> **TASK BRIEF**: Quote exactly, and only, the lines from the one with "What text is on this page?" through the end of the listing.

Dataset items
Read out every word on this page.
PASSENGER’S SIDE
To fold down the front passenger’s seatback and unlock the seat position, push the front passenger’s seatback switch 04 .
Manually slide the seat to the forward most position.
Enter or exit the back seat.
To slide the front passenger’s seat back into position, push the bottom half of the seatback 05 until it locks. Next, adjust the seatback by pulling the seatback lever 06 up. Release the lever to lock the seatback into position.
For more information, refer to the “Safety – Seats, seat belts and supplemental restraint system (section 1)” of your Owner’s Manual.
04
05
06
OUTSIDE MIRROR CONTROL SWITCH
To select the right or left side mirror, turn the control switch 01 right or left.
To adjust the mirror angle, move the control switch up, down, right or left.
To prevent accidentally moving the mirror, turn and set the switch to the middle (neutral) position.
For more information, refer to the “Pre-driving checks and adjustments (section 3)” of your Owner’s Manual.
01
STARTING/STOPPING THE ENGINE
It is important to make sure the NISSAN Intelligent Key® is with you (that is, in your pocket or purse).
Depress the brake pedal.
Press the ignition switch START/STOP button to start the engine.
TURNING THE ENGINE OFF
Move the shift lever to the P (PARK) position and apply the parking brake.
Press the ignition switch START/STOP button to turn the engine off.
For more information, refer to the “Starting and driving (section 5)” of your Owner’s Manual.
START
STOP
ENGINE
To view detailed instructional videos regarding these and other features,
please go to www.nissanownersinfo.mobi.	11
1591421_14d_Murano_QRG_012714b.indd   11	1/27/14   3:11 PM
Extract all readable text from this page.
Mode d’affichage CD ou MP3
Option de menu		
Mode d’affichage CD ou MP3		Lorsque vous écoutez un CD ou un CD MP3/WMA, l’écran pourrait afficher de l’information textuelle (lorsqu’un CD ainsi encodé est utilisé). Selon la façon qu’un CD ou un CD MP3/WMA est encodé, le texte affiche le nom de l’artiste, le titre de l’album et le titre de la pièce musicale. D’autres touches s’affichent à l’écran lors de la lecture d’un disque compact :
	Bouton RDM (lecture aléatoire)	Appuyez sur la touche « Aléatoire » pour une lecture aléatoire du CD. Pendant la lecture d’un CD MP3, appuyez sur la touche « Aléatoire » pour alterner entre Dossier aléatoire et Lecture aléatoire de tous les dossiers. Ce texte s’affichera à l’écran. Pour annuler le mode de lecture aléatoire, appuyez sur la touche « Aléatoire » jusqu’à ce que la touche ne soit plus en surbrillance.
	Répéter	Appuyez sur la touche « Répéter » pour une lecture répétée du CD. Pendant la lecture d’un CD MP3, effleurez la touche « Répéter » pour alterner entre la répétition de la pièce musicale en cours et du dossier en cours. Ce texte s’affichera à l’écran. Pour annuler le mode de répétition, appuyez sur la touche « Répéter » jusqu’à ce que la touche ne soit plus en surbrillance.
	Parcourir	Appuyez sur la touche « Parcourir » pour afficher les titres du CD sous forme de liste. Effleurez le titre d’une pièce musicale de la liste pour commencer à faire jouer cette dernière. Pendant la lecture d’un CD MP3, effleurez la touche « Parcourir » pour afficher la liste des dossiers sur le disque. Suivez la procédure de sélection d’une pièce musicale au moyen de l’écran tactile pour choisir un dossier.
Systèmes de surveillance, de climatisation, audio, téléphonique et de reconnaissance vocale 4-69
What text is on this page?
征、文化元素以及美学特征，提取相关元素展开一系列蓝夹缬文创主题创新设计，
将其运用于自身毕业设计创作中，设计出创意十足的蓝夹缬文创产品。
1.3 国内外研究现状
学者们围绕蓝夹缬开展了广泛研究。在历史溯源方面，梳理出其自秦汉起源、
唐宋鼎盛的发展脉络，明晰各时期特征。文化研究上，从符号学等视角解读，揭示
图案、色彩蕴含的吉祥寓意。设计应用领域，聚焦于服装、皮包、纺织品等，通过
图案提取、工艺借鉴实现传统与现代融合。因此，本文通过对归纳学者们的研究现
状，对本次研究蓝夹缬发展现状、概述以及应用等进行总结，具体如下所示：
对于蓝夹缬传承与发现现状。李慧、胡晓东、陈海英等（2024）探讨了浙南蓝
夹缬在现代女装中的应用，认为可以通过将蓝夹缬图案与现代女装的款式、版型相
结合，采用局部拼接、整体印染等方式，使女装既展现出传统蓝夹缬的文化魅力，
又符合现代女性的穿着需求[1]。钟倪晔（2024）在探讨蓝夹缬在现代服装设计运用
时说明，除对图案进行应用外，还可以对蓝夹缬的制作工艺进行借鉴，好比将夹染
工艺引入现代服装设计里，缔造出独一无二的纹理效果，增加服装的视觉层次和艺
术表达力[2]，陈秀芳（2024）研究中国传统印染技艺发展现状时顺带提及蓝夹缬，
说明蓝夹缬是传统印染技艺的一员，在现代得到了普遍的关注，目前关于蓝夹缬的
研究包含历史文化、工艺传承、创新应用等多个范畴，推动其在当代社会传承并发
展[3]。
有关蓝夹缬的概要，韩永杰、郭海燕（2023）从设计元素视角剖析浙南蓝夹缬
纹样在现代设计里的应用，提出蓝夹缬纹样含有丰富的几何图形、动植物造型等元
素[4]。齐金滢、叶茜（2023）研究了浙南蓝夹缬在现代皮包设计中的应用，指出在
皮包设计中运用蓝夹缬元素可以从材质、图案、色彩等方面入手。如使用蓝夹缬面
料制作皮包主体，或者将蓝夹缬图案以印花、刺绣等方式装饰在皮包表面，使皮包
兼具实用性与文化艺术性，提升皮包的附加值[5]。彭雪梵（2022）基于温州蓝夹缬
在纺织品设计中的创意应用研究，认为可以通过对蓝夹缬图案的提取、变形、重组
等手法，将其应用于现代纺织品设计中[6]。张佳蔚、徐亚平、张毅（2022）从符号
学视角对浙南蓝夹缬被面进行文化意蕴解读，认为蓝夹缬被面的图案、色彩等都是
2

> **SOLUTION TO THIS TASK**:
What text is on this page?
征、文化元素以及美学特征，提取相关元素展开一系列蓝夹缬文创主题创新设计，
将其运用于自身毕业设计创作中，设计出创意十足的蓝夹缬文创产品。
1.3 国内外研究现状
学者们围绕蓝夹缬开展了广泛研究。在历史溯源方面，梳理出其自秦汉起源、
唐宋鼎盛的发展脉络，明晰各时期特征。文化研究上，从符号学等视角解读，揭示
图案、色彩蕴含的吉祥寓意。设计应用领域，聚焦于服装、皮包、纺织品等，通过
图案提取、工艺借鉴实现传统与现代融合。因此，本文通过对归纳学者们的研究现
状，对本次研究蓝夹缬发展现状、概述以及应用等进行总结，具体如下所示：
对于蓝夹缬传承与发现现状。李慧、胡晓东、陈海英等（2024）探讨了浙南蓝
夹缬在现代女装中的应用，认为可以通过将蓝夹缬图案与现代女装的款式、版型相
结合，采用局部拼接、整体印染等方式，使女装既展现出传统蓝夹缬的文化魅力，
又符合现代女性的穿着需求[1]。钟倪晔（2024）在探讨蓝夹缬在现代服装设计运用
时说明，除对图案进行应用外，还可以对蓝夹缬的制作工艺进行借鉴，好比将夹染
工艺引入现代服装设计里，缔造出独一无二的纹理效果，增加服装的视觉层次和艺
术表达力[2]，陈秀芳（2024）研究中国传统印染技艺发展现状时顺带提及蓝夹缬，
说明蓝夹缬是传统印染技艺的一员，在现代得到了普遍的关注，目前关于蓝夹缬的
研究包含历史文化、工艺传承、创新应用等多个范畴，推动其在当代社会传承并发
展[3]。
有关蓝夹缬的概要，韩永杰、郭海燕（2023）从设计元素视角剖析浙南蓝夹缬
纹样在现代设计里的应用，提出蓝夹缬纹样含有丰富的几何图形、动植物造型等元
素[4]。齐金滢、叶茜（2023）研究了浙南蓝夹缬在现代皮包设计中的应用，指出在
皮包设计中运用蓝夹缬元素可以从材质、图案、色彩等方面入手。如使用蓝夹缬面
料制作皮包主体，或者将蓝夹缬图案以印花、刺绣等方式装饰在皮包表面，使皮包
兼具实用性与文化艺术性，提升皮包的附加值[5]。彭雪梵（2022）基于温州蓝夹缬
在纺织品设计中的创意应用研究，认为可以通过对蓝夹缬图案的提取、变形、重组
等手法，将其应用于现代纺织品设计中[6]。张佳蔚、徐亚平、张毅（2022）从符号
学视角对浙南蓝夹缬被面进行文化意蕴解读，认为蓝夹缬被面的图案、色彩等都是
2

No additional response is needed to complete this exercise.